====== GIVEN DATA

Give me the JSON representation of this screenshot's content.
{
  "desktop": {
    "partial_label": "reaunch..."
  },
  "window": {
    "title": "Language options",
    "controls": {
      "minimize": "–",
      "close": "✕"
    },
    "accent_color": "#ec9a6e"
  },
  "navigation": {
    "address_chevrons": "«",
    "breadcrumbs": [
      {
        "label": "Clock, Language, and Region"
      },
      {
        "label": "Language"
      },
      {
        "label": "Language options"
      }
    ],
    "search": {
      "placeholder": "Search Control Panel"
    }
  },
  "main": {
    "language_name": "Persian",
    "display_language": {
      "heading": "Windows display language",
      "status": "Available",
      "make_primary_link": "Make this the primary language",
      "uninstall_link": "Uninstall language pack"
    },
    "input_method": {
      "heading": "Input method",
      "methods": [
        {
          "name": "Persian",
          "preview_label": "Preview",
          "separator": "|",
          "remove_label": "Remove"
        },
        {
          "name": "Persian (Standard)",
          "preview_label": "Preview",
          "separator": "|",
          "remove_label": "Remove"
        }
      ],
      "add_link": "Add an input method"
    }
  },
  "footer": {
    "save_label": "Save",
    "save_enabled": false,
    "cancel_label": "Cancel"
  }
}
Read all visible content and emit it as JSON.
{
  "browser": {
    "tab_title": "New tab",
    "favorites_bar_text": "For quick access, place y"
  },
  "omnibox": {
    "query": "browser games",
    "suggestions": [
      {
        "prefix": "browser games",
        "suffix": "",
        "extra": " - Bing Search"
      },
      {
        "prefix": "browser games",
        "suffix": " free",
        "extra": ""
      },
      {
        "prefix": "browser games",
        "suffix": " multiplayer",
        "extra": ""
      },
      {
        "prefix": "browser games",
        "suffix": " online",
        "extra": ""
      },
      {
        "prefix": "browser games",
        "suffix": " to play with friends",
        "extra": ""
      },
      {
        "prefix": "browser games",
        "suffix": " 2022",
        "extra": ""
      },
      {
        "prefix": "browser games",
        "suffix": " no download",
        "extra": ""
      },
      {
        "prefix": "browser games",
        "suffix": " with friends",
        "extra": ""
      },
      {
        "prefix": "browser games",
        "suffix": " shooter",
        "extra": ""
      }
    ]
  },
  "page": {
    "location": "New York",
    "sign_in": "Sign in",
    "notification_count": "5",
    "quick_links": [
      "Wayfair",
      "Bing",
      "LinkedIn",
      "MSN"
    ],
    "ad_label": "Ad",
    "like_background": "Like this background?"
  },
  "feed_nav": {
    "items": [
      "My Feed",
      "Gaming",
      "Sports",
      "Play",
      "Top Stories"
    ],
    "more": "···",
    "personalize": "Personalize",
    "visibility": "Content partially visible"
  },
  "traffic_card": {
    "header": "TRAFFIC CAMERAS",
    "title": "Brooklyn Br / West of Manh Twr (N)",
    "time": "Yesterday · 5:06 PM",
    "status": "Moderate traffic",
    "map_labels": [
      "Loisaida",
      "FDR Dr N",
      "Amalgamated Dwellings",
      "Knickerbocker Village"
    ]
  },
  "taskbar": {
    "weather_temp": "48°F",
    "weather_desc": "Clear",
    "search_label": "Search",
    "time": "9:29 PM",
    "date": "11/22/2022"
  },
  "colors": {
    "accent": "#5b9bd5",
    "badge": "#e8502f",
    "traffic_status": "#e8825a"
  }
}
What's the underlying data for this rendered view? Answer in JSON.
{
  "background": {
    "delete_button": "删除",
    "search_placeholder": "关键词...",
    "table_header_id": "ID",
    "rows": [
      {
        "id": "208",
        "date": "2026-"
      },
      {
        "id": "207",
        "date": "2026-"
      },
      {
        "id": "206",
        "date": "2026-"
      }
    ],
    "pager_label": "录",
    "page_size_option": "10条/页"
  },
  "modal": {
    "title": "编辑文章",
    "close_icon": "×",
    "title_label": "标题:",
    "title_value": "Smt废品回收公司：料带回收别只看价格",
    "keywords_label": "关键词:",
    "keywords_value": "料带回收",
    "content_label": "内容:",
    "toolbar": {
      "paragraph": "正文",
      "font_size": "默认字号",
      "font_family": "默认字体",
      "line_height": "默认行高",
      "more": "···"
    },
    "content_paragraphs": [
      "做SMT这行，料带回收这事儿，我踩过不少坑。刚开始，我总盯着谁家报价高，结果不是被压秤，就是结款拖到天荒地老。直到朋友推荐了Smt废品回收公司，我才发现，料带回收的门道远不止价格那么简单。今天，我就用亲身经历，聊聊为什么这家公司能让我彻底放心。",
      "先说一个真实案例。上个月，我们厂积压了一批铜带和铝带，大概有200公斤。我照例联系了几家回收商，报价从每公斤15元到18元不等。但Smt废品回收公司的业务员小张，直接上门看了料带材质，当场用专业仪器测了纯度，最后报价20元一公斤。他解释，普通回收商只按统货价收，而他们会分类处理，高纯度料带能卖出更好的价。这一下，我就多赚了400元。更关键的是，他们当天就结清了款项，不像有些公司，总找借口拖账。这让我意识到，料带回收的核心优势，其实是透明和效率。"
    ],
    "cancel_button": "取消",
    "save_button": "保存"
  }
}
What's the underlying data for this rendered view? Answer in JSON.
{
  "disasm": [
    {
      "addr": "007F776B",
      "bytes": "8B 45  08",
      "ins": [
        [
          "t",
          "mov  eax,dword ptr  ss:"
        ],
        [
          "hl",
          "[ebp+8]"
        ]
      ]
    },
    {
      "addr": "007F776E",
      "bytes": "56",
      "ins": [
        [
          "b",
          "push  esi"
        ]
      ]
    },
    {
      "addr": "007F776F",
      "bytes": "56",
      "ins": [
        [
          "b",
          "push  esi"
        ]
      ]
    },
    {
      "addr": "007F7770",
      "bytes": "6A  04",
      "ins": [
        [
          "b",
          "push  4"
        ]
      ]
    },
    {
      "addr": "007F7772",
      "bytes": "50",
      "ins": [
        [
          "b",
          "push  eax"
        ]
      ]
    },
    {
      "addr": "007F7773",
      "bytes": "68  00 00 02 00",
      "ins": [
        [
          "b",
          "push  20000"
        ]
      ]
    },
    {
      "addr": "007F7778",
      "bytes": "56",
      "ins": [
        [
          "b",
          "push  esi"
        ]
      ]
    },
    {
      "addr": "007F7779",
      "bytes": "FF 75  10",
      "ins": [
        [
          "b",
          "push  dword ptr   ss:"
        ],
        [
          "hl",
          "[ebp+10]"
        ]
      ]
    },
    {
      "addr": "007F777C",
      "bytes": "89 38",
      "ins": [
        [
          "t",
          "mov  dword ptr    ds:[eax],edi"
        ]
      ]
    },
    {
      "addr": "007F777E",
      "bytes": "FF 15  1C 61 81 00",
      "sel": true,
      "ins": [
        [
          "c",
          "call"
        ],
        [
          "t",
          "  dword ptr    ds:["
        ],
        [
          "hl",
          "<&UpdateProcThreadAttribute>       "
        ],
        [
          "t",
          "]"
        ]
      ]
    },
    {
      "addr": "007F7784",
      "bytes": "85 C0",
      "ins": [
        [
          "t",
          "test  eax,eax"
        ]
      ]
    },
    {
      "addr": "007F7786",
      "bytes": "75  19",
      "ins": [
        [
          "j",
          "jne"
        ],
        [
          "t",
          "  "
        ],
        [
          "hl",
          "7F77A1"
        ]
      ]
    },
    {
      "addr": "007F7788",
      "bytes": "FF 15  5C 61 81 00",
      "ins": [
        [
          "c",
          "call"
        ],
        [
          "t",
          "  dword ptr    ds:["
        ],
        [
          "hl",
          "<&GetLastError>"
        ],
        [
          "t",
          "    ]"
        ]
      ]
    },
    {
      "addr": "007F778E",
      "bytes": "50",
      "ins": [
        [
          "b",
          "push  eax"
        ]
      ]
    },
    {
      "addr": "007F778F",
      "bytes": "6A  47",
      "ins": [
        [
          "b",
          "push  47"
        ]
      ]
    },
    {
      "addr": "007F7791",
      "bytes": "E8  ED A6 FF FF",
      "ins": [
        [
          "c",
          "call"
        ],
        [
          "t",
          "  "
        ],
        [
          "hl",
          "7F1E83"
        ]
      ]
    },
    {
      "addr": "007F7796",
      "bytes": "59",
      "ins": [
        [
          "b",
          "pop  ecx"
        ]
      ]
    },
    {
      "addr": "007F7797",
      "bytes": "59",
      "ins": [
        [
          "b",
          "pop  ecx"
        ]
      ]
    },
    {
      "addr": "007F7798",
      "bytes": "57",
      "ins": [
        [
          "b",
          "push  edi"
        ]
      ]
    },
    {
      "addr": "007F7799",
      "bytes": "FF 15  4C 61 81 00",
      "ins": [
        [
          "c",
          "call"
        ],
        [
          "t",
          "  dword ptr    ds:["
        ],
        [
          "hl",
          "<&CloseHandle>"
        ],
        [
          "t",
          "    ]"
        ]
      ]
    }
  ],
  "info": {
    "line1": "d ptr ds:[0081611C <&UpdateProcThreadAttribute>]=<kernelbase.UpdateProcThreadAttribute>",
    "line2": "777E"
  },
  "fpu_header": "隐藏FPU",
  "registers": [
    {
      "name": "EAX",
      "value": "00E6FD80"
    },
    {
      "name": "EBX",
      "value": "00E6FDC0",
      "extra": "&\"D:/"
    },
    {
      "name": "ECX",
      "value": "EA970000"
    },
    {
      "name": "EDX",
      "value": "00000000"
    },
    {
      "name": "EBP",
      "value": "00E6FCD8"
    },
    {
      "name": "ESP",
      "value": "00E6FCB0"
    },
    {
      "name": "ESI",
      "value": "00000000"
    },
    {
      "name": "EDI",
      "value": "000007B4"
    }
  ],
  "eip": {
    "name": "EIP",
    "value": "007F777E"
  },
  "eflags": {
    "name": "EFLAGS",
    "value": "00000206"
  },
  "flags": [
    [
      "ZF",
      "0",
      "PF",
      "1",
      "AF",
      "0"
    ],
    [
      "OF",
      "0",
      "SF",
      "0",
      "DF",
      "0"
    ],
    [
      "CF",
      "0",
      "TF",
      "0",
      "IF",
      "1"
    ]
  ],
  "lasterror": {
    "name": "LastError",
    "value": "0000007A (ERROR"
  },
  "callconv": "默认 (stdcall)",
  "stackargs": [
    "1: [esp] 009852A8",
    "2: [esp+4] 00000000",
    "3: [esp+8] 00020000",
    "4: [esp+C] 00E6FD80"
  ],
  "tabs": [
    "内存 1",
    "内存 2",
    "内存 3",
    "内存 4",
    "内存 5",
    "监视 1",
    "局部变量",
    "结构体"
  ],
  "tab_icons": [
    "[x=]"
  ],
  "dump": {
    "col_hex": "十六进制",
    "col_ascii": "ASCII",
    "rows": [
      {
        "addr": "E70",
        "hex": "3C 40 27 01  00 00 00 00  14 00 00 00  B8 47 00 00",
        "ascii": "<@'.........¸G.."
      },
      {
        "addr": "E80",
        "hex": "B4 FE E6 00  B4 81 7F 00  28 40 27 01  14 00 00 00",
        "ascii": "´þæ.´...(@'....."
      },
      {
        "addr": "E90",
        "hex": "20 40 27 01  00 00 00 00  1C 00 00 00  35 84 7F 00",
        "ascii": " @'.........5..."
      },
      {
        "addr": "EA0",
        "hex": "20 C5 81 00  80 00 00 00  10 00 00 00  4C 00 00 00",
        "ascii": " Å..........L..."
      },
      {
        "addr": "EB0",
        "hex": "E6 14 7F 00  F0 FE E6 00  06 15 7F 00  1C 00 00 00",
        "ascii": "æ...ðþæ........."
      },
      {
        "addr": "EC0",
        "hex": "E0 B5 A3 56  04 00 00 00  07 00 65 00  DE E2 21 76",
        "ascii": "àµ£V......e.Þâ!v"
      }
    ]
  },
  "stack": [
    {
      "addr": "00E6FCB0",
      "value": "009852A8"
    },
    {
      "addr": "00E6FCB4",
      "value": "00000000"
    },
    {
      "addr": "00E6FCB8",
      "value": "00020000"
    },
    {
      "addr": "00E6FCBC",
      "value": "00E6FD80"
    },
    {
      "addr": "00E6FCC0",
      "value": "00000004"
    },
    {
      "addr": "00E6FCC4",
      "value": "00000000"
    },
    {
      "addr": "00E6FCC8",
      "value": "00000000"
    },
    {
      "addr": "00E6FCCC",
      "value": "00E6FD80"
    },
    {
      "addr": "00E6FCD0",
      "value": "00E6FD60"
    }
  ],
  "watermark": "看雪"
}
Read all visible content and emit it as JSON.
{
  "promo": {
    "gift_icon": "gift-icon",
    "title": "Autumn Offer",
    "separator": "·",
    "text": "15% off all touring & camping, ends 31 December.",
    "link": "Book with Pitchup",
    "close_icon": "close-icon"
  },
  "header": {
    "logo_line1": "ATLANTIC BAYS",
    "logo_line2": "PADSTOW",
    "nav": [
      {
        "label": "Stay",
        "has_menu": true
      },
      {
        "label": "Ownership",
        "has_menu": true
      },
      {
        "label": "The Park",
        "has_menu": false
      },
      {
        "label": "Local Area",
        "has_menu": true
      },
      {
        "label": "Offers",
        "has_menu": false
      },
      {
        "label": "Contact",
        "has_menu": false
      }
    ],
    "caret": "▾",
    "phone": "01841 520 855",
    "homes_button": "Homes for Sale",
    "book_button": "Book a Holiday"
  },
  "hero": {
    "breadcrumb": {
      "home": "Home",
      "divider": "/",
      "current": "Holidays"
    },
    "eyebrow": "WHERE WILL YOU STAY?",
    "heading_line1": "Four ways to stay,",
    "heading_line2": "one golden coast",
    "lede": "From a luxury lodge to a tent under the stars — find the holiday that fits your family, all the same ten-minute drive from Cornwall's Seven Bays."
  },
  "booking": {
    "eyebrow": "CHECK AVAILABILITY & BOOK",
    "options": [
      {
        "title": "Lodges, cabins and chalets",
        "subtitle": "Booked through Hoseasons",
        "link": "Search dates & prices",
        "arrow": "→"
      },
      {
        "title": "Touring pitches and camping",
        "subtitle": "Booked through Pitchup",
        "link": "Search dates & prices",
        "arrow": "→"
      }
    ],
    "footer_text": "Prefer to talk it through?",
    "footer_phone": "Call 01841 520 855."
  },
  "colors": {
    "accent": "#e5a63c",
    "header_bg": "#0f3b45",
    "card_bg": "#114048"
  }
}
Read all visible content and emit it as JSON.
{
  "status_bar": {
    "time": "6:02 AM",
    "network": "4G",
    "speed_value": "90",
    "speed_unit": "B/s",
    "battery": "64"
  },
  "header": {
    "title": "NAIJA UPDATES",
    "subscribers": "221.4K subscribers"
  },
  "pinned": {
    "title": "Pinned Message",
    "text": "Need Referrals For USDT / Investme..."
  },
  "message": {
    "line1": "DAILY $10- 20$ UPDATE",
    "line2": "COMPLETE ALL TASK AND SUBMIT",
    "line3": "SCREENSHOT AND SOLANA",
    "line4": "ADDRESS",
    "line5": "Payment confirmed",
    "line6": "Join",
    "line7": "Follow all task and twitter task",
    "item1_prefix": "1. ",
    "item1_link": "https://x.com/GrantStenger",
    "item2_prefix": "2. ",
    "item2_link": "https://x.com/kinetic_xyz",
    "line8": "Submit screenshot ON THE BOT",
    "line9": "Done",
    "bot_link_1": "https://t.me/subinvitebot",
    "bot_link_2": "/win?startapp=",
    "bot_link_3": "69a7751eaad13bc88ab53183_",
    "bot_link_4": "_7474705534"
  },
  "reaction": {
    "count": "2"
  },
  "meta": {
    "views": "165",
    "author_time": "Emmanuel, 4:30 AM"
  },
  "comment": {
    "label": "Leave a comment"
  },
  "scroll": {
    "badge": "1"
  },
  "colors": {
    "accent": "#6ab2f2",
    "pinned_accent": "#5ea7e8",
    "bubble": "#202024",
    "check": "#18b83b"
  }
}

============

SHORT EXERCISE: Find the string "options" in the listing and return every line that holds it.

ANSWER TO THIS TASK:
    "title": "Language options",
        "label": "Language options"
    "options": [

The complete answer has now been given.